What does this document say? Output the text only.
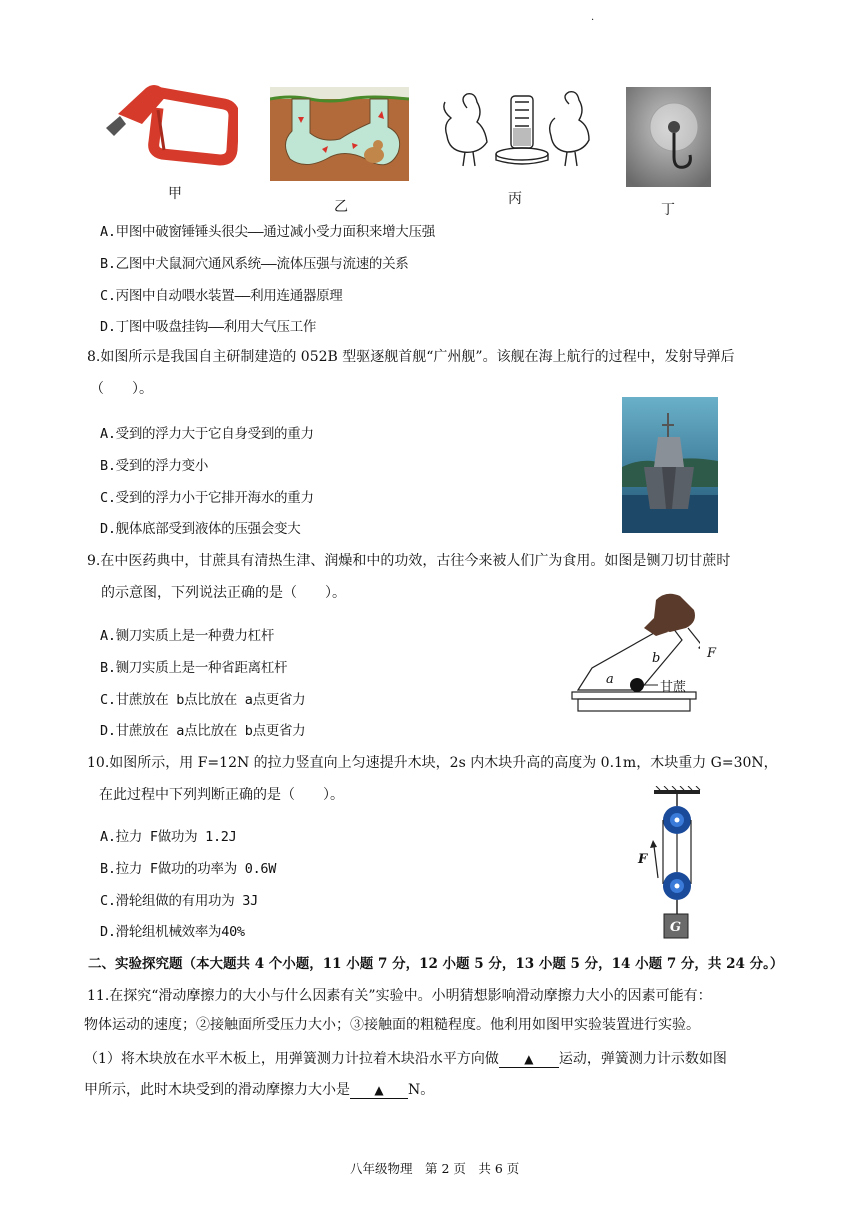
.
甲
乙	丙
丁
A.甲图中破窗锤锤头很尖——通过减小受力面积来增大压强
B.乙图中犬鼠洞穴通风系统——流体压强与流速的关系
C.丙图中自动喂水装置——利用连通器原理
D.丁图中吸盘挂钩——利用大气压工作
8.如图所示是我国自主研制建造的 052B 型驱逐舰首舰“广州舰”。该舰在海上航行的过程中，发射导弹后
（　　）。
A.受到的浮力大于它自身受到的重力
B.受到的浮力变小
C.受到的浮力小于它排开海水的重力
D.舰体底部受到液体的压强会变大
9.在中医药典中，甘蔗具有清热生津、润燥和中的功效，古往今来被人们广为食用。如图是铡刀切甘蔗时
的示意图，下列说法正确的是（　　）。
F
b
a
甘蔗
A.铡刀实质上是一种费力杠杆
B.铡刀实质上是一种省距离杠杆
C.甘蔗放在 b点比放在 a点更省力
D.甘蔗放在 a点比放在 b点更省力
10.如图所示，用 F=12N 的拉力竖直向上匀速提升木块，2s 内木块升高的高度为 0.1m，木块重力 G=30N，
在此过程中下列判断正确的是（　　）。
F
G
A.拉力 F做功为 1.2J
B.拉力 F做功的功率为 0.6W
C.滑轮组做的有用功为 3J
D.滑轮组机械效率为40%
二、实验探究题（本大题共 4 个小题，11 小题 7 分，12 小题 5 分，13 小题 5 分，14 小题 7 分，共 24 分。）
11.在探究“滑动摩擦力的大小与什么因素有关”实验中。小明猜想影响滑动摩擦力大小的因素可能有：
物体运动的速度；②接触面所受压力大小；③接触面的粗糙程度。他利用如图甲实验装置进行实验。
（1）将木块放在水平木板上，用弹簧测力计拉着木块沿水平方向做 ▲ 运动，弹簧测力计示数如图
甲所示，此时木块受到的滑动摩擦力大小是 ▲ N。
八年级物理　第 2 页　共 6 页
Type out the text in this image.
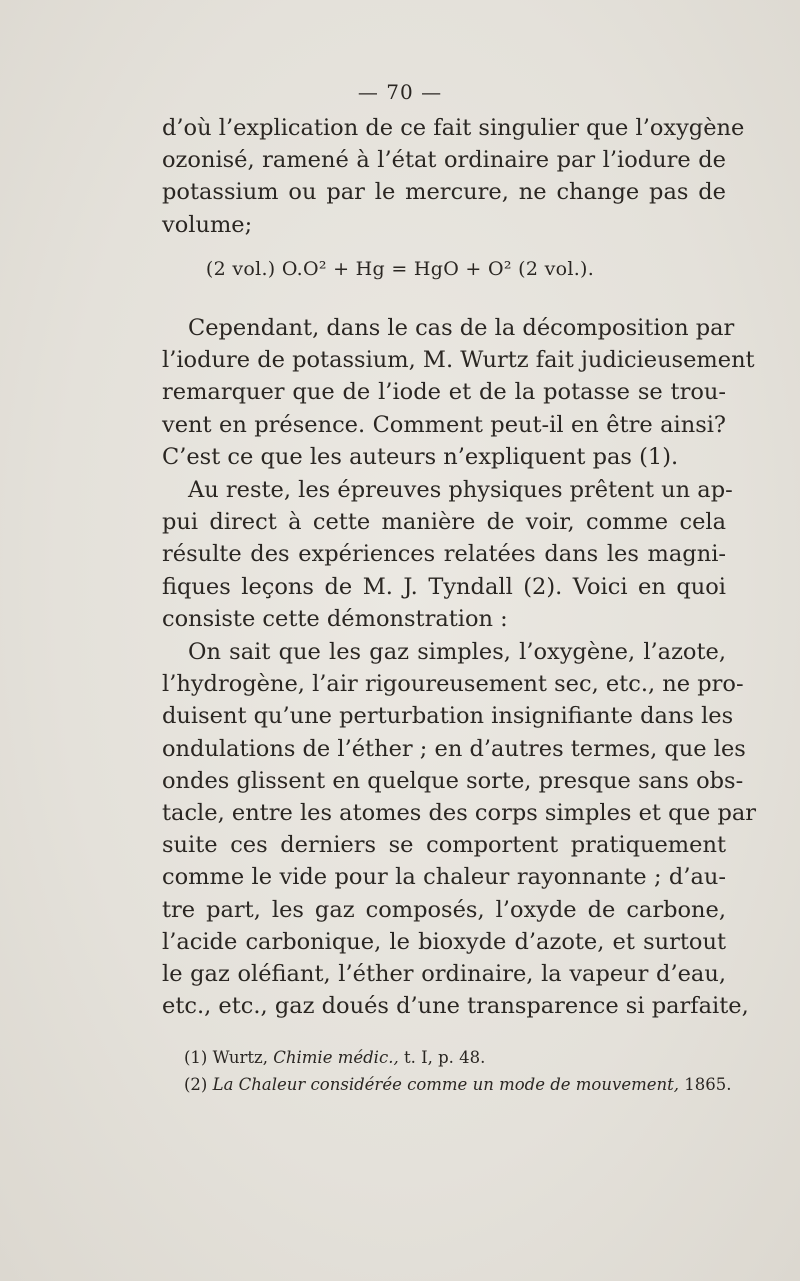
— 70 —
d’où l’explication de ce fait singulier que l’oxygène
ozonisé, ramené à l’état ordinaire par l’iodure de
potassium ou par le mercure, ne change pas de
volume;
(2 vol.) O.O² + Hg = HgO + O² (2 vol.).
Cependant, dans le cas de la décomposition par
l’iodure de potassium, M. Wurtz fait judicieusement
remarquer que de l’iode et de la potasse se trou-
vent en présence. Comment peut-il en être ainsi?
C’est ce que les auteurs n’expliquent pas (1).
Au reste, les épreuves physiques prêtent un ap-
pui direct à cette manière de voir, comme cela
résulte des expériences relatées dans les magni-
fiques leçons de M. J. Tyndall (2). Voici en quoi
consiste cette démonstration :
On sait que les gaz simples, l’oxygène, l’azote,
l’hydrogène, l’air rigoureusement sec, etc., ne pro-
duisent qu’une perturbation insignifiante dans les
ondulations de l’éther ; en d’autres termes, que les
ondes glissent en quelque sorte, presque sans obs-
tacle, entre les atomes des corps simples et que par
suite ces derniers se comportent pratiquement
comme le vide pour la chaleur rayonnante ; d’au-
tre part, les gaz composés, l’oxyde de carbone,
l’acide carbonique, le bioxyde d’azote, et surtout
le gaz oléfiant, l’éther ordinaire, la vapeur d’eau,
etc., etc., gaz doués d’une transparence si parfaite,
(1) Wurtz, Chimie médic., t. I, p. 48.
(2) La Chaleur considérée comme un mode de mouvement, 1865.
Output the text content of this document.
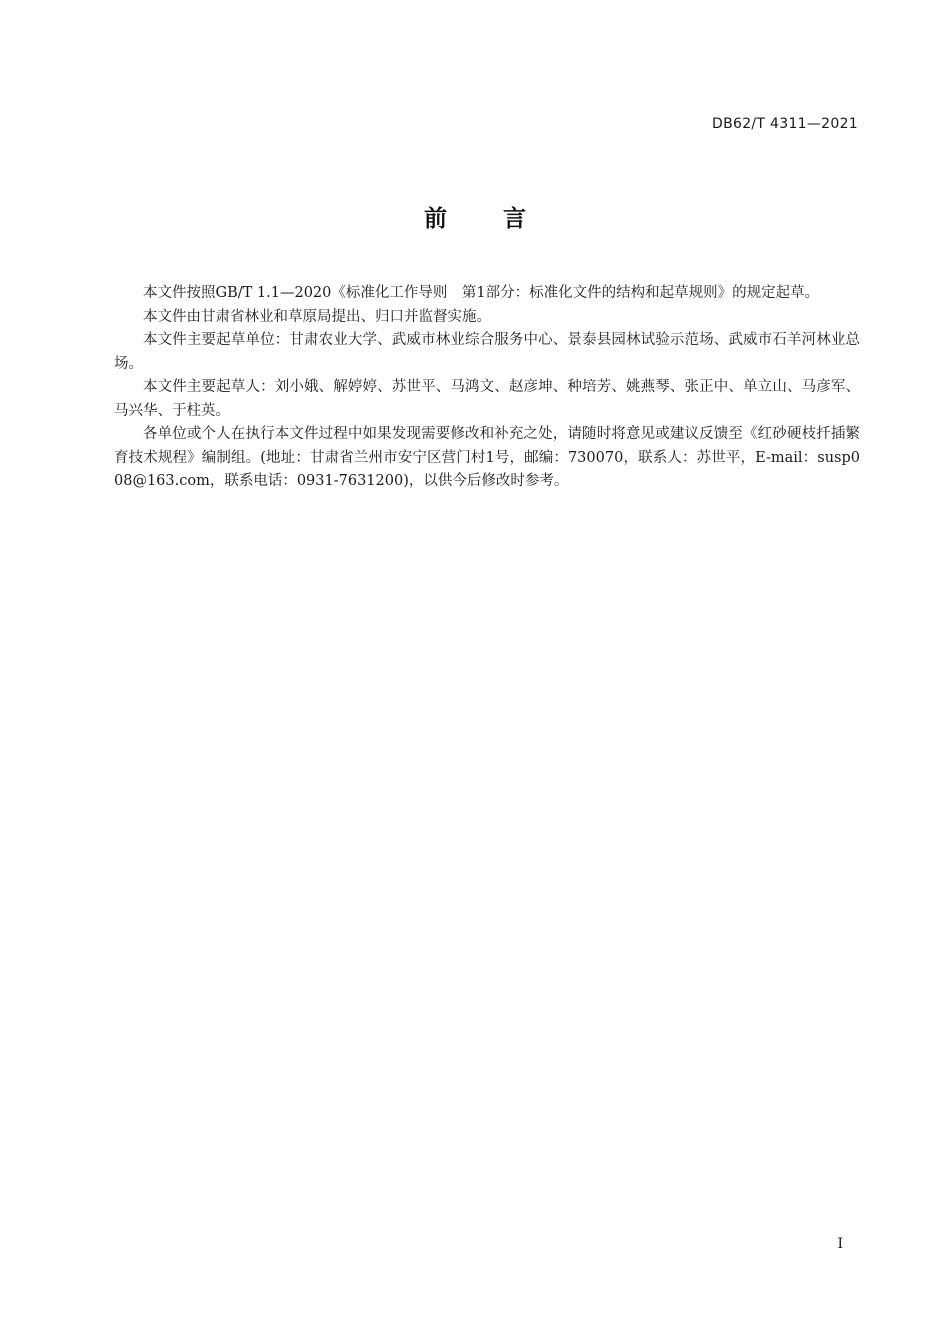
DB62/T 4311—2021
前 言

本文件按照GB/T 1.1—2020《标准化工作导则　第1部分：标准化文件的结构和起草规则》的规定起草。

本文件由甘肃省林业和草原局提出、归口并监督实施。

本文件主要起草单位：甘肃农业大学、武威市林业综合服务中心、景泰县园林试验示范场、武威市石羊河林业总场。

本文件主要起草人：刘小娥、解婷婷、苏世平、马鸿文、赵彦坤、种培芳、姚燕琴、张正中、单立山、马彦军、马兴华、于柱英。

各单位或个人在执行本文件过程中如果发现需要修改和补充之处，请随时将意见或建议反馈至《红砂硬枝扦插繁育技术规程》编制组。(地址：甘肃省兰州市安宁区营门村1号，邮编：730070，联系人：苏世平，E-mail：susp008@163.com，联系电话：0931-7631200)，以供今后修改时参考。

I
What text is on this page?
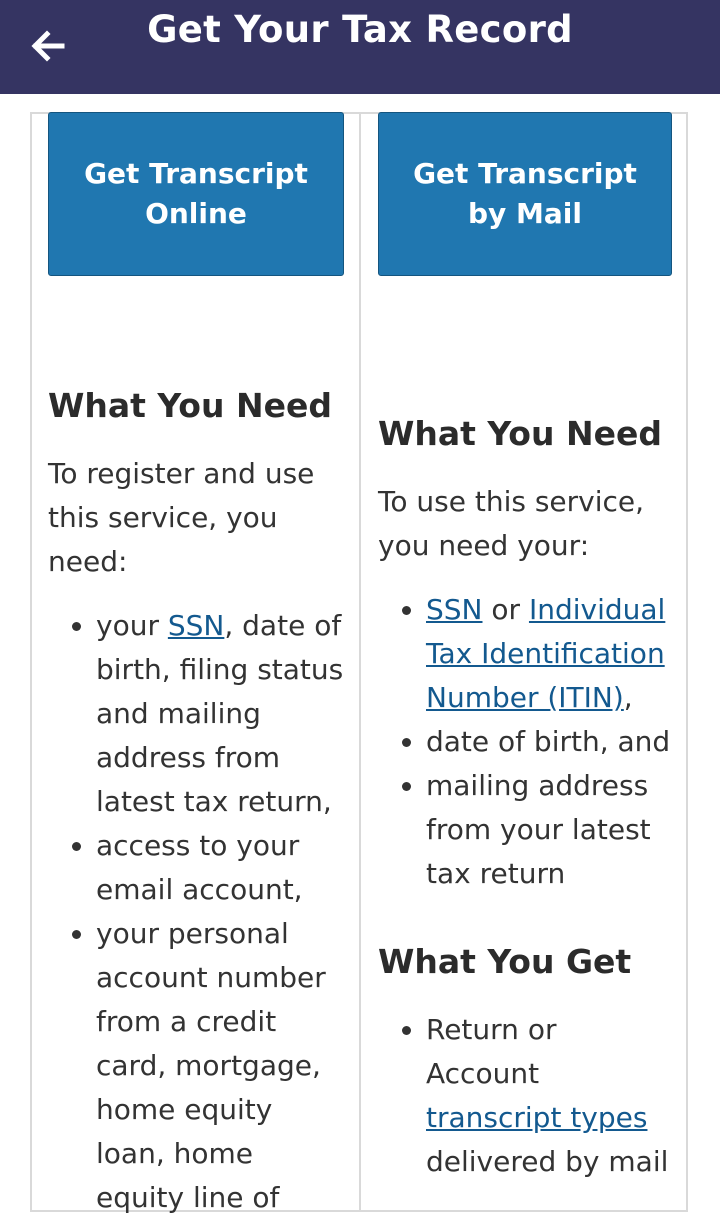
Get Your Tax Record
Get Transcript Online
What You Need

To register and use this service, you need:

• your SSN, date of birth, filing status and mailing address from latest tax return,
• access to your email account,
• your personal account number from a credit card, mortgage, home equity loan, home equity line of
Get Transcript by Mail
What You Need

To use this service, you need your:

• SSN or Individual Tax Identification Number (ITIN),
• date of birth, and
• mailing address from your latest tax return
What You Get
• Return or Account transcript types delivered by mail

○ ○ ○

The problem. Only the lines from the line bearing "What text is on this page?" to the end of the listing above, both inclusive, should be extracted verbatim; the pictures are excluded.

Result.
What text is on this page?
Get Your Tax Record
Get Transcript Online
What You Need

To register and use this service, you need:

• your SSN, date of birth, filing status and mailing address from latest tax return,
• access to your email account,
• your personal account number from a credit card, mortgage, home equity loan, home equity line of
Get Transcript by Mail
What You Need

To use this service, you need your:

• SSN or Individual Tax Identification Number (ITIN),
• date of birth, and
• mailing address from your latest tax return
What You Get
• Return or Account transcript types delivered by mail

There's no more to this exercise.